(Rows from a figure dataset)
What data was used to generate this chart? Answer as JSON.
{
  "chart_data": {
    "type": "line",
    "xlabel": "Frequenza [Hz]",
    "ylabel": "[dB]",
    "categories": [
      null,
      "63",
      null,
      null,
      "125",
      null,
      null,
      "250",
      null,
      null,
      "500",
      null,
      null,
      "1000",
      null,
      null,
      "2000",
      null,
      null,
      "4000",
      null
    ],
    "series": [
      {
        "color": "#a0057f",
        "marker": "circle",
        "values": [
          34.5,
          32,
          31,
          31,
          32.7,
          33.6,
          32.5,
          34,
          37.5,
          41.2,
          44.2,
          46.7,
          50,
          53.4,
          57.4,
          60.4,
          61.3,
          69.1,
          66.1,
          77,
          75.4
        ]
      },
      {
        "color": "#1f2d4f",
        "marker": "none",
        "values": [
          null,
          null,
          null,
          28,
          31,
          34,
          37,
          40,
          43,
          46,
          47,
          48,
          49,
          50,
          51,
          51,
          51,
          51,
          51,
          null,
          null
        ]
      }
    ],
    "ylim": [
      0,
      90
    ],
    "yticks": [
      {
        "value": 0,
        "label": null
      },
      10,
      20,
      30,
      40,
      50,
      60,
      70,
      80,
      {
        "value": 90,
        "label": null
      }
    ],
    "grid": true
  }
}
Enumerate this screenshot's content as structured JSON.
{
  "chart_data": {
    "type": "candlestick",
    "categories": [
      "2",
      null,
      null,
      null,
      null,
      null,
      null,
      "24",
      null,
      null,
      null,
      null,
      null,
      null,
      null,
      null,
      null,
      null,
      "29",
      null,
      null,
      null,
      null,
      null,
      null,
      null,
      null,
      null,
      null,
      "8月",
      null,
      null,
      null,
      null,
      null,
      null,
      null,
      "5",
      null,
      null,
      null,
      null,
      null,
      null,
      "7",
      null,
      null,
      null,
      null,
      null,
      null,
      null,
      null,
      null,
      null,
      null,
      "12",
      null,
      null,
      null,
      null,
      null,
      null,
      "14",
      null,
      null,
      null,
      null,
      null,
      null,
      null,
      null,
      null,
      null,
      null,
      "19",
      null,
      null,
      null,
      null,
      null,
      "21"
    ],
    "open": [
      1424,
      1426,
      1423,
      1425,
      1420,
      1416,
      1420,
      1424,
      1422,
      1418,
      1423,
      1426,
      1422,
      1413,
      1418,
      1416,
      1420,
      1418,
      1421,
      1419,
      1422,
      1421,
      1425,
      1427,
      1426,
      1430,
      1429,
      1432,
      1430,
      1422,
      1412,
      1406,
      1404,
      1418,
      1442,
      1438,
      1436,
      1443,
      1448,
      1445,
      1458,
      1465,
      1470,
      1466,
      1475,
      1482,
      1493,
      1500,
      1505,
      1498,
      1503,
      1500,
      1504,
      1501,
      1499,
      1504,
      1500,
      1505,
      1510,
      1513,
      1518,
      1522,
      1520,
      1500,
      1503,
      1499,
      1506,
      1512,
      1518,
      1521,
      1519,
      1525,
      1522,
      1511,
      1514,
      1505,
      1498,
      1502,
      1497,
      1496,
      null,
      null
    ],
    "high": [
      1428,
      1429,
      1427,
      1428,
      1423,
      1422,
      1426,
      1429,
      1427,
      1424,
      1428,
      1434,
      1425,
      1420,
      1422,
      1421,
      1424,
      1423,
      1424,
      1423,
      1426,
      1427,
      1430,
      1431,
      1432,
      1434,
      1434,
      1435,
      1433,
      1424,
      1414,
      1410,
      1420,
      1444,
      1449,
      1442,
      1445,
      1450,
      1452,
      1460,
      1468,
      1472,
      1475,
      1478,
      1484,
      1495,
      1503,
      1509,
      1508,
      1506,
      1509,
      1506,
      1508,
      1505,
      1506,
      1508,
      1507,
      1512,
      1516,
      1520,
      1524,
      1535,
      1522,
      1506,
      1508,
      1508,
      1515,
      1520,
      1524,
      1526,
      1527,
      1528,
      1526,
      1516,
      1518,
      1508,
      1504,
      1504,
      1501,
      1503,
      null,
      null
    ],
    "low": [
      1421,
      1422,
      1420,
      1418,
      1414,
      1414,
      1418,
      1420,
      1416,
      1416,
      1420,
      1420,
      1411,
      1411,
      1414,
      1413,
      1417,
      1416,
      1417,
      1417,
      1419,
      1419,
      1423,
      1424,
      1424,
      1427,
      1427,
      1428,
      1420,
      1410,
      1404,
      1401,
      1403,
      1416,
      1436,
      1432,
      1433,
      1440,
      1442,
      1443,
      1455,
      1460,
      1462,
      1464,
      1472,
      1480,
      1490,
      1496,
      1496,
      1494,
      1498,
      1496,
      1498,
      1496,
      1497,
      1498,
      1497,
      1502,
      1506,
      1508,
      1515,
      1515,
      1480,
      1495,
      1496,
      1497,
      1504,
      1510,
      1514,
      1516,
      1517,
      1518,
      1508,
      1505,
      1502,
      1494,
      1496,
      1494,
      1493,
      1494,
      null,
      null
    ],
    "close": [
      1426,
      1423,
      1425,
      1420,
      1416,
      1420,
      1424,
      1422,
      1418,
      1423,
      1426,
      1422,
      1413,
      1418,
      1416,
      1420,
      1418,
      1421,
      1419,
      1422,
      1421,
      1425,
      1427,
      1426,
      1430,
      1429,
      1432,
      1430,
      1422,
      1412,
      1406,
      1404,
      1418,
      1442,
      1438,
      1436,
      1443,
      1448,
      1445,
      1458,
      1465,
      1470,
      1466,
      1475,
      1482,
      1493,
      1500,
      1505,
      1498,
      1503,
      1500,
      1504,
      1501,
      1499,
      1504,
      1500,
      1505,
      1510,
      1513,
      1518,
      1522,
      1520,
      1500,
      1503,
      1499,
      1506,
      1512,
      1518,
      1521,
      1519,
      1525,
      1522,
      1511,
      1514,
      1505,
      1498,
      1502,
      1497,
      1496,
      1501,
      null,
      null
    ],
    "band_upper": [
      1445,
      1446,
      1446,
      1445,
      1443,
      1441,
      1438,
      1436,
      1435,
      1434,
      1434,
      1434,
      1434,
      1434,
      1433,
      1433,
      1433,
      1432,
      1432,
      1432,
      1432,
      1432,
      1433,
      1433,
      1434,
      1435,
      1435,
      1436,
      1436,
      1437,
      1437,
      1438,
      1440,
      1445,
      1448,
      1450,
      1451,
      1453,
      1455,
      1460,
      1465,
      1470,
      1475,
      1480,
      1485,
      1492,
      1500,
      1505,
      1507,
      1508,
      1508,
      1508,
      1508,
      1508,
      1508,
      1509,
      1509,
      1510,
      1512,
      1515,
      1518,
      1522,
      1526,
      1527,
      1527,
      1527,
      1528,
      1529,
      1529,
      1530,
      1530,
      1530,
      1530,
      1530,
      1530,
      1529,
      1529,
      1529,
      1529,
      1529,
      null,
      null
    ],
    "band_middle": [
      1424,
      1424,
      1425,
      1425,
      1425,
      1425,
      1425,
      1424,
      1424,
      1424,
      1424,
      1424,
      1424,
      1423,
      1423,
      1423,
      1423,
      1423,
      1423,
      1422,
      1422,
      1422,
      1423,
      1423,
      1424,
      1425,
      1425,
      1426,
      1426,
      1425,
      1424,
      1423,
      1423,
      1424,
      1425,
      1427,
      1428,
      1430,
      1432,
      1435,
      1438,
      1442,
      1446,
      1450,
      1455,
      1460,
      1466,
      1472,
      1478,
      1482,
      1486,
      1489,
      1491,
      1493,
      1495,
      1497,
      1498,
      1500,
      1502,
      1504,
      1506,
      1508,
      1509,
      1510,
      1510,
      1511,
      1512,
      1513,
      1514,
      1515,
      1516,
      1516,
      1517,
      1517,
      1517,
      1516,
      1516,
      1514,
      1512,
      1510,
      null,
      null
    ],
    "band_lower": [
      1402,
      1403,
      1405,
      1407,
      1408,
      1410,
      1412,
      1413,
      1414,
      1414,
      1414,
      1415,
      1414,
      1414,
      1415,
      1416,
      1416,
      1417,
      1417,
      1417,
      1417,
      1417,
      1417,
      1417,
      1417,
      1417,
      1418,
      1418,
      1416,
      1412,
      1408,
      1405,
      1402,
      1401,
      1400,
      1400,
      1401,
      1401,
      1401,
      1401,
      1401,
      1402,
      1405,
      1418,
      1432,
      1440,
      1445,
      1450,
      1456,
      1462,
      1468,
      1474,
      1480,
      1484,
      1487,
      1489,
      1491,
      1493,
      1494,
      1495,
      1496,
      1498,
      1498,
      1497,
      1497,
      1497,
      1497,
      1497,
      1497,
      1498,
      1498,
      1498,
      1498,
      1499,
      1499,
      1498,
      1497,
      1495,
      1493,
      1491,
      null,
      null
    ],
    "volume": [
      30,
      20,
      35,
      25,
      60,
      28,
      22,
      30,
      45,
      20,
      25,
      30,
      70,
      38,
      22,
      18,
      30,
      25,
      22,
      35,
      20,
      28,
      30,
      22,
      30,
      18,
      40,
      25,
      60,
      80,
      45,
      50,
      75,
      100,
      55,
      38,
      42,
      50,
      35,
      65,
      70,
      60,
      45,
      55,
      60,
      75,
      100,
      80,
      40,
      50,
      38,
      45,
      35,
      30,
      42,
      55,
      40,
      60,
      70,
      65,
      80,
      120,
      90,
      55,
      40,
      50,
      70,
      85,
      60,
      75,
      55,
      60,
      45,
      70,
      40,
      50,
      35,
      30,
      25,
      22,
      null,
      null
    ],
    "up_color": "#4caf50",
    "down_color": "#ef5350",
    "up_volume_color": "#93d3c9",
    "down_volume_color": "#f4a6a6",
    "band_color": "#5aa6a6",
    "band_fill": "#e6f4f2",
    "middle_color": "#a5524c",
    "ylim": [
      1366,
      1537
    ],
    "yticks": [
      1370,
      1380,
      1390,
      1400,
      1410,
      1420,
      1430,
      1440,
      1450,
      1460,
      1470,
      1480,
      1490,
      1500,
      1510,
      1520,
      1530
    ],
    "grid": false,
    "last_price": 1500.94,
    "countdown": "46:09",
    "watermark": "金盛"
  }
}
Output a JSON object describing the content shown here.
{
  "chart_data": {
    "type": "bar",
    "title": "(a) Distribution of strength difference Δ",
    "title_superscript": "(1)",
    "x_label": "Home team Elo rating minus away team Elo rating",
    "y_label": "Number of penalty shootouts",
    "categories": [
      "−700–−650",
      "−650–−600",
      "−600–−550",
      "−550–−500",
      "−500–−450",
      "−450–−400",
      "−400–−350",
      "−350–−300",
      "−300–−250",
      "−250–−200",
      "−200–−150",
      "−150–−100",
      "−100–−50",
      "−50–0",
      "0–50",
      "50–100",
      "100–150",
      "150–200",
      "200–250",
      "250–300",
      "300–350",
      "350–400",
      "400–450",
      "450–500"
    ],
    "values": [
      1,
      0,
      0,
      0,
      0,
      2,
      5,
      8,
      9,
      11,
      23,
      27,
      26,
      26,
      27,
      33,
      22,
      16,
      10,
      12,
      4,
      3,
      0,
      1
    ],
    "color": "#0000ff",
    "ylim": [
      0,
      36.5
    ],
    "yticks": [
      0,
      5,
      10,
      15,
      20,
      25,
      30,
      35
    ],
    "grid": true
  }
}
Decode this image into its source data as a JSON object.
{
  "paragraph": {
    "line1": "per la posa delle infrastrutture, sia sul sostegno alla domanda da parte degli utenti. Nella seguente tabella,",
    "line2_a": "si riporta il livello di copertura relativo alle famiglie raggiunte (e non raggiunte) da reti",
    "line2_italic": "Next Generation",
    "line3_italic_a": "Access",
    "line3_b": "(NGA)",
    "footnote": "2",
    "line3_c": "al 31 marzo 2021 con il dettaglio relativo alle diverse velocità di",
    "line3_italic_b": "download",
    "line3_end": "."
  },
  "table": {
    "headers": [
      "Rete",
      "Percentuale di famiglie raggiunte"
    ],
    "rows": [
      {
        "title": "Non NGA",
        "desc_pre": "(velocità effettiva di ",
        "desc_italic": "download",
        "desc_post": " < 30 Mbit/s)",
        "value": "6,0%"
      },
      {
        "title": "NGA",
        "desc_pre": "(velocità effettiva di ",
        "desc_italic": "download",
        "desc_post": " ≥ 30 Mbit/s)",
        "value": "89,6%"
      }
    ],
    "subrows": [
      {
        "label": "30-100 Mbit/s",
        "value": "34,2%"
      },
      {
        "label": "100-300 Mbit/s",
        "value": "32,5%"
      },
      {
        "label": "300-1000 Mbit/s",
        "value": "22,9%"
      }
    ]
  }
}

### Goal of the exercise
Review the material and copy each line in which the word "famiglie" appears.

### Final result
    "line2_a": "si riporta il livello di copertura relativo alle famiglie raggiunte (e non raggiunte) da reti",
      "Percentuale di famiglie raggiunte"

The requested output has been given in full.